___ Provided records

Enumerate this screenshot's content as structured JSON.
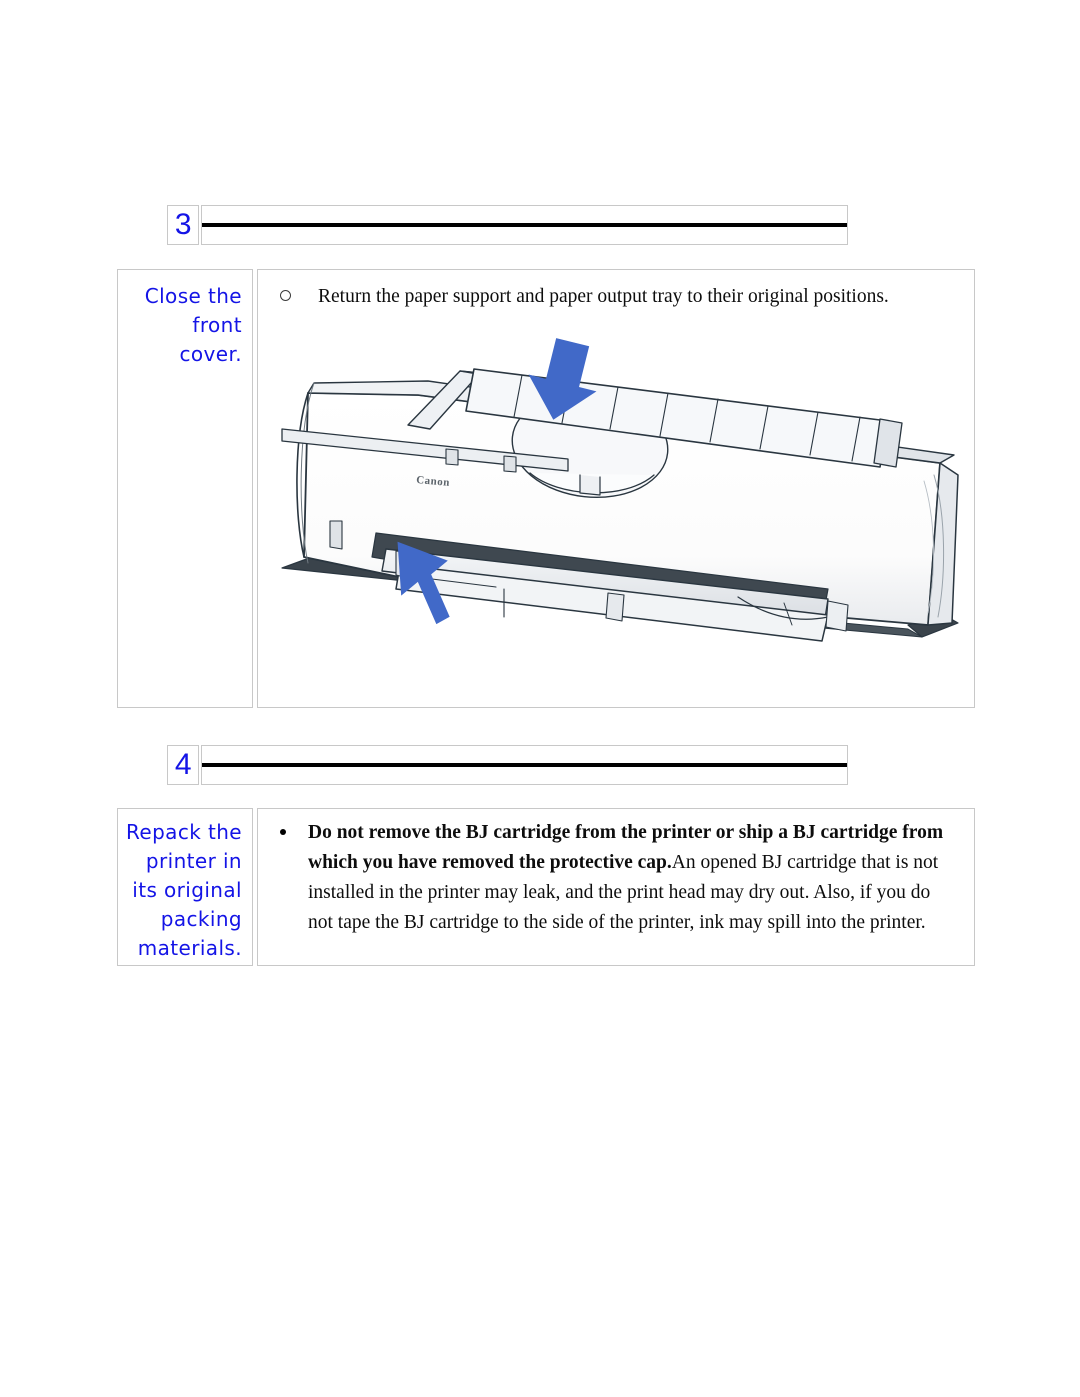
{
  "page": {
    "background": "#ffffff",
    "accent_blue": "#1414e6",
    "arrow_blue": "#4169c8",
    "rule_color": "#000000",
    "border_color": "#c8c8c8"
  },
  "steps": [
    {
      "number": "3",
      "label_lines": [
        "Close the",
        "front cover."
      ],
      "bullet_style": "hollow",
      "body_text": "Return the paper support and paper output tray to their original positions.",
      "has_illustration": true,
      "illustration": {
        "name": "canon-bj-printer",
        "brand_label": "Canon",
        "arrows": [
          {
            "name": "down-arrow",
            "direction": "down",
            "target": "paper-support"
          },
          {
            "name": "up-right-arrow",
            "direction": "up-right",
            "target": "front-cover"
          }
        ]
      }
    },
    {
      "number": "4",
      "label_lines": [
        "Repack the",
        "printer in",
        "its original",
        "packing",
        "materials."
      ],
      "bullet_style": "solid",
      "body_bold": "Do not remove the BJ cartridge from the printer or ship a BJ cartridge from which you have removed the protective cap.",
      "body_rest": "An opened BJ cartridge that is not installed in the printer may leak, and the print head may dry out. Also, if you do not tape the BJ cartridge to the side of the printer, ink may spill into the printer.",
      "has_illustration": false
    }
  ]
}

______

* [Goal]: Every line of the records that includes the word "right" should be gathered.

* [Exercise result]:
            "name": "up-right-arrow",
            "direction": "up-right",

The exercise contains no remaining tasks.